-------- AVAILABLE RECORDS

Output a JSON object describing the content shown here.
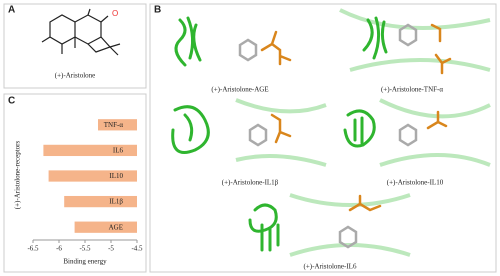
{
  "panels": [
    {
      "label": "A",
      "caption": "(+)-Aristolone",
      "atom_label": "O"
    },
    {
      "label": "B",
      "captions": [
        "(+)-Aristolone-AGE",
        "(+)-Aristolone-TNF-α",
        "(+)-Aristolone-IL1β",
        "(+)-Aristolone-IL10",
        "(+)-Aristolone-IL6"
      ]
    },
    {
      "label": "C"
    }
  ],
  "chart_data": {
    "type": "hbar",
    "ylabel": "(+)-Aristolone-receptors",
    "xlabel": "Binding energy",
    "categories": [
      "TNF-α",
      "IL6",
      "IL10",
      "IL1β",
      "AGE"
    ],
    "values": [
      -5.25,
      -6.3,
      -6.2,
      -5.9,
      -5.7
    ],
    "color": "#f5b48a",
    "xlim": [
      -6.5,
      -4.5
    ],
    "xticks": [
      -6.5,
      -6,
      -5.5,
      -5,
      -4.5
    ],
    "grid": false
  }
}
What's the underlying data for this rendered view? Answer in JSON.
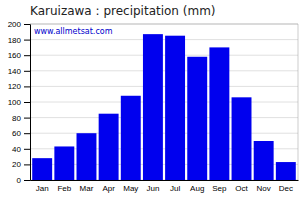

----------------

» REQUIRED WORK
Using the material above, count the lines containing the word "JSON". Reply with the number alone.

» FULL RESPONSE
2